* **Entries**:
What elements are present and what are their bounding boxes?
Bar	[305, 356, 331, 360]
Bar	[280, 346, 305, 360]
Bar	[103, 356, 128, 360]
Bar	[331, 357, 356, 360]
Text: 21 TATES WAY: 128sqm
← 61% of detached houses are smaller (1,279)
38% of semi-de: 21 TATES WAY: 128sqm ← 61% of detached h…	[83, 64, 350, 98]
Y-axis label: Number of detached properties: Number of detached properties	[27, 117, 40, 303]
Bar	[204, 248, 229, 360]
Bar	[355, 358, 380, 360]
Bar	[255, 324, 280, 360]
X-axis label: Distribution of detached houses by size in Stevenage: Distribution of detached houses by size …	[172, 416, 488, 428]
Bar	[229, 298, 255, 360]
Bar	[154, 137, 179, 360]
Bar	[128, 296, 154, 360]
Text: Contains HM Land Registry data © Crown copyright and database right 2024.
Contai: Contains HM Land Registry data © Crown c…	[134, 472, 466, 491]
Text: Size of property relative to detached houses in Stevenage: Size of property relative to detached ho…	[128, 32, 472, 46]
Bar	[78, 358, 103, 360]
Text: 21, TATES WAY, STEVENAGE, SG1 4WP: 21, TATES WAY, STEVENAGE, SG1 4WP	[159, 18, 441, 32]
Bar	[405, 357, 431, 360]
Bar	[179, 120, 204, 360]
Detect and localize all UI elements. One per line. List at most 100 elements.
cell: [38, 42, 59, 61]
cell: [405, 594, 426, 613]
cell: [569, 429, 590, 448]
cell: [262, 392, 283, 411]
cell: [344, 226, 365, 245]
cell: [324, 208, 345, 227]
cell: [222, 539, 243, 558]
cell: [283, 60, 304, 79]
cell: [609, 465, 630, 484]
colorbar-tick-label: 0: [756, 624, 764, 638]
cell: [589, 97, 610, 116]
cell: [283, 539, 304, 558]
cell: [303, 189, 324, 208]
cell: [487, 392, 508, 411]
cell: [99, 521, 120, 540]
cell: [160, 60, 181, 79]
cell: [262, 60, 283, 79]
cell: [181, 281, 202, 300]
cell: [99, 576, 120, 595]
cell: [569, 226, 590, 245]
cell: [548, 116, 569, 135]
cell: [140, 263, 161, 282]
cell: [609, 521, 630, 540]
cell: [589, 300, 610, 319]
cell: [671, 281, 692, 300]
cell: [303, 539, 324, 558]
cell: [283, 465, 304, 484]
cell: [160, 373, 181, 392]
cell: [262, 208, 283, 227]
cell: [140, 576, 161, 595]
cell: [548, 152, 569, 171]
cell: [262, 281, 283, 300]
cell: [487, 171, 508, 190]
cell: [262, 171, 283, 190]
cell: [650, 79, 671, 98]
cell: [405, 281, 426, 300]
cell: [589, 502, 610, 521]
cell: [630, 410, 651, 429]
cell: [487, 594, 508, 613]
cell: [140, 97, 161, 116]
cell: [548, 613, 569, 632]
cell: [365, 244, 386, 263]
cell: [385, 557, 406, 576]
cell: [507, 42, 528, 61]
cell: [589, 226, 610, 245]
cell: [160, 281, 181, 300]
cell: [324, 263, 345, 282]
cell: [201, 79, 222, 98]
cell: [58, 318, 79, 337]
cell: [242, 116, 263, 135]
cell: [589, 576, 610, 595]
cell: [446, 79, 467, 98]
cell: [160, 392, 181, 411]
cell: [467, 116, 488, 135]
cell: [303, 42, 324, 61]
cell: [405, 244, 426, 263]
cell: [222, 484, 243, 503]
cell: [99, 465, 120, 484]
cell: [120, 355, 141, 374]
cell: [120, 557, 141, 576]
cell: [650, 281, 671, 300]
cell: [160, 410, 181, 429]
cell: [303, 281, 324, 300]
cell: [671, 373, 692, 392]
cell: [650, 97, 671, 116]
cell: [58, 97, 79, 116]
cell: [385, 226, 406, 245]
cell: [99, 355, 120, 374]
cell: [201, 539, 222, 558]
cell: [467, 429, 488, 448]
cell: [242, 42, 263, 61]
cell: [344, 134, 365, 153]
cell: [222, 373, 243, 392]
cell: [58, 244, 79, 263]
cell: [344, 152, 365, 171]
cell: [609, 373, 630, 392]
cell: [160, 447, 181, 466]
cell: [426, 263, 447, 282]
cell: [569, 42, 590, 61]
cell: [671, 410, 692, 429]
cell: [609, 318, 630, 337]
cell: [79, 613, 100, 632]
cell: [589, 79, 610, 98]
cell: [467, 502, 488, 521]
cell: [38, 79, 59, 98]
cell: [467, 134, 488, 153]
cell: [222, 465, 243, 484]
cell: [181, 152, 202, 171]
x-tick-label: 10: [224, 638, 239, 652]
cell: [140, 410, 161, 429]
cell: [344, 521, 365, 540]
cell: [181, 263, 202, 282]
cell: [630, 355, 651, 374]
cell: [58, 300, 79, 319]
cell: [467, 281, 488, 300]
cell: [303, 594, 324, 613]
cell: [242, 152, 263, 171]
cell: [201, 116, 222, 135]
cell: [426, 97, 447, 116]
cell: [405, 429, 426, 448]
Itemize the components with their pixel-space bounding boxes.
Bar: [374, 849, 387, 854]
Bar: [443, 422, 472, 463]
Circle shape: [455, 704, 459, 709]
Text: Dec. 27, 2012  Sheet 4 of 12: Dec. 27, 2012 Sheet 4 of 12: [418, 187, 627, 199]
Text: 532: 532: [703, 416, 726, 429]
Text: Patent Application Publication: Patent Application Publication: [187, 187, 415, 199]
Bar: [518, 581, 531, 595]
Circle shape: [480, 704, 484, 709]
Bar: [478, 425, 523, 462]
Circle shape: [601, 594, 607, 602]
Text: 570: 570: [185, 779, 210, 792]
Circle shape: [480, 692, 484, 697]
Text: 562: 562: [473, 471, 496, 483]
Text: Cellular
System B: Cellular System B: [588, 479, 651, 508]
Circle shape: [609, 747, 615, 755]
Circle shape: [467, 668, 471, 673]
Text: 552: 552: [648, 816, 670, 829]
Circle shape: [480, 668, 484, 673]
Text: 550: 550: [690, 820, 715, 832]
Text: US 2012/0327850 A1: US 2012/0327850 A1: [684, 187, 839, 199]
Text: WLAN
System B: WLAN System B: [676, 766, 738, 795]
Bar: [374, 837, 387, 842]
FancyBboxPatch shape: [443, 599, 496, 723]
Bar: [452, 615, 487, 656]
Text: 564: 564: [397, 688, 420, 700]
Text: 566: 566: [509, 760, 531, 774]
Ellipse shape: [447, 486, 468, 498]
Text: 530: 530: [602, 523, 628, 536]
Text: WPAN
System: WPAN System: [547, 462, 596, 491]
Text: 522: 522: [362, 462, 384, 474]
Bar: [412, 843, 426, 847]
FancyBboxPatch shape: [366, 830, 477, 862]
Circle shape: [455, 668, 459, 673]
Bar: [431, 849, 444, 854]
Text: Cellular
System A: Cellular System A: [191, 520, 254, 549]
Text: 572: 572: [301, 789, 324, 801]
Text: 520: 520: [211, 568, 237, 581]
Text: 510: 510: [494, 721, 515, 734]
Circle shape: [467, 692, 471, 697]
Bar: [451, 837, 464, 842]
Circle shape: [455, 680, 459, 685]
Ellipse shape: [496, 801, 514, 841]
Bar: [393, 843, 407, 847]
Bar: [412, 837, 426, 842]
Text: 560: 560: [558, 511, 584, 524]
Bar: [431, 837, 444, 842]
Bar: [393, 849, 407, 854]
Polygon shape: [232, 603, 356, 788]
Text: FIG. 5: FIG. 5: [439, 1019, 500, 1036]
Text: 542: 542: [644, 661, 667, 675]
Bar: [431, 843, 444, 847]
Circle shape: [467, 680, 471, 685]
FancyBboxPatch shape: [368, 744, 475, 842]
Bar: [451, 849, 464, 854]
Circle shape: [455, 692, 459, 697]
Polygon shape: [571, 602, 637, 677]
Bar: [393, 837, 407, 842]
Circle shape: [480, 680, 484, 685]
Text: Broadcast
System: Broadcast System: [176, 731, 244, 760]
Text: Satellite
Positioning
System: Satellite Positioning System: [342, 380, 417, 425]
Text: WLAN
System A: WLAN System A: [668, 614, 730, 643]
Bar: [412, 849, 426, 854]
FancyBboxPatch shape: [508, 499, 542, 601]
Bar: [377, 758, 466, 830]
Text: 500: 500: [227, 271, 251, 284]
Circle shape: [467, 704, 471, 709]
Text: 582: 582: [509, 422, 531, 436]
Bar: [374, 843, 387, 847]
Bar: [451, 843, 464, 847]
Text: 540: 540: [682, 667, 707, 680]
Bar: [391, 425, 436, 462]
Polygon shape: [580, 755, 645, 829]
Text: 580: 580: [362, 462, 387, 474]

* **Work to be completed**: Reproduce the records word for word, from their first line through the line that contains "358, 103, 360]".

* **Result for this task**:
What elements are present and what are their bounding boxes?
Bar	[305, 356, 331, 360]
Bar	[280, 346, 305, 360]
Bar	[103, 356, 128, 360]
Bar	[331, 357, 356, 360]
Text: 21 TATES WAY: 128sqm
← 61% of detached houses are smaller (1,279)
38% of semi-de: 21 TATES WAY: 128sqm ← 61% of detached h…	[83, 64, 350, 98]
Y-axis label: Number of detached properties: Number of detached properties	[27, 117, 40, 303]
Bar	[204, 248, 229, 360]
Bar	[355, 358, 380, 360]
Bar	[255, 324, 280, 360]
X-axis label: Distribution of detached houses by size in Stevenage: Distribution of detached houses by size …	[172, 416, 488, 428]
Bar	[229, 298, 255, 360]
Bar	[154, 137, 179, 360]
Bar	[128, 296, 154, 360]
Text: Contains HM Land Registry data © Crown copyright and database right 2024.
Contai: Contains HM Land Registry data © Crown c…	[134, 472, 466, 491]
Text: Size of property relative to detached houses in Stevenage: Size of property relative to detached ho…	[128, 32, 472, 46]
Bar	[78, 358, 103, 360]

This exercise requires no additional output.